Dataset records
::::::

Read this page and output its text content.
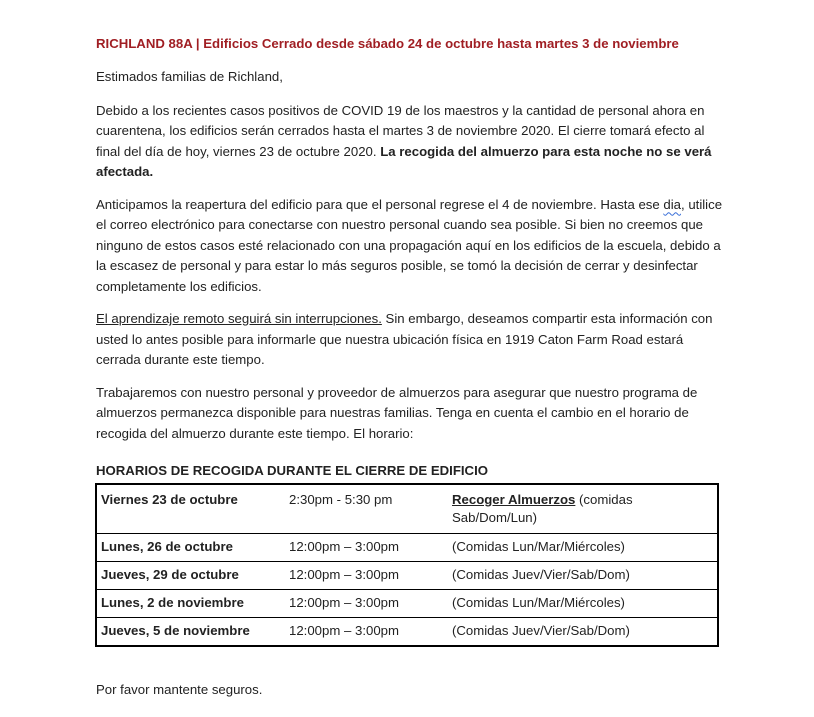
RICHLAND 88A | Edificios Cerrado desde sábado 24 de octubre hasta martes 3 de noviembre

Estimados familias de Richland,

Debido a los recientes casos positivos de COVID 19 de los maestros y la cantidad de personal ahora en cuarentena, los edificios serán cerrados hasta el martes 3 de noviembre 2020. El cierre tomará efecto al final del día de hoy, viernes 23 de octubre 2020. La recogida del almuerzo para esta noche no se verá afectada.

Anticipamos la reapertura del edificio para que el personal regrese el 4 de noviembre. Hasta ese dia, utilice el correo electrónico para conectarse con nuestro personal cuando sea posible. Si bien no creemos que ninguno de estos casos esté relacionado con una propagación aquí en los edificios de la escuela, debido a la escasez de personal y para estar lo más seguros posible, se tomó la decisión de cerrar y desinfectar completamente los edificios.

El aprendizaje remoto seguirá sin interrupciones. Sin embargo, deseamos compartir esta información con usted lo antes posible para informarle que nuestra ubicación física en 1919 Caton Farm Road estará cerrada durante este tiempo.

Trabajaremos con nuestro personal y proveedor de almuerzos para asegurar que nuestro programa de almuerzos permanezca disponible para nuestras familias. Tenga en cuenta el cambio en el horario de recogida del almuerzo durante este tiempo. El horario:

HORARIOS DE RECOGIDA DURANTE EL CIERRE DE EDIFICIO
Viernes 23 de octubre	2:30pm - 5:30 pm	Recoger Almuerzos (comidas Sab/Dom/Lun)
Lunes, 26 de octubre	12:00pm – 3:00pm	(Comidas Lun/Mar/Miércoles)
Jueves, 29 de octubre	12:00pm – 3:00pm	(Comidas Juev/Vier/Sab/Dom)
Lunes, 2 de noviembre	12:00pm – 3:00pm	(Comidas Lun/Mar/Miércoles)
Jueves, 5 de noviembre	12:00pm – 3:00pm	(Comidas Juev/Vier/Sab/Dom)
Por favor mantente seguros.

::::::

Problem requirements =
Set down every record once more, word for word, without pictures.

Exercise response =
Read this page and output its text content.
RICHLAND 88A | Edificios Cerrado desde sábado 24 de octubre hasta martes 3 de noviembre

Estimados familias de Richland,

Debido a los recientes casos positivos de COVID 19 de los maestros y la cantidad de personal ahora en cuarentena, los edificios serán cerrados hasta el martes 3 de noviembre 2020. El cierre tomará efecto al final del día de hoy, viernes 23 de octubre 2020. La recogida del almuerzo para esta noche no se verá afectada.

Anticipamos la reapertura del edificio para que el personal regrese el 4 de noviembre. Hasta ese dia, utilice el correo electrónico para conectarse con nuestro personal cuando sea posible. Si bien no creemos que ninguno de estos casos esté relacionado con una propagación aquí en los edificios de la escuela, debido a la escasez de personal y para estar lo más seguros posible, se tomó la decisión de cerrar y desinfectar completamente los edificios.

El aprendizaje remoto seguirá sin interrupciones. Sin embargo, deseamos compartir esta información con usted lo antes posible para informarle que nuestra ubicación física en 1919 Caton Farm Road estará cerrada durante este tiempo.

Trabajaremos con nuestro personal y proveedor de almuerzos para asegurar que nuestro programa de almuerzos permanezca disponible para nuestras familias. Tenga en cuenta el cambio en el horario de recogida del almuerzo durante este tiempo. El horario:

HORARIOS DE RECOGIDA DURANTE EL CIERRE DE EDIFICIO
Viernes 23 de octubre	2:30pm - 5:30 pm	Recoger Almuerzos (comidas Sab/Dom/Lun)
Lunes, 26 de octubre	12:00pm – 3:00pm	(Comidas Lun/Mar/Miércoles)
Jueves, 29 de octubre	12:00pm – 3:00pm	(Comidas Juev/Vier/Sab/Dom)
Lunes, 2 de noviembre	12:00pm – 3:00pm	(Comidas Lun/Mar/Miércoles)
Jueves, 5 de noviembre	12:00pm – 3:00pm	(Comidas Juev/Vier/Sab/Dom)
Por favor mantente seguros.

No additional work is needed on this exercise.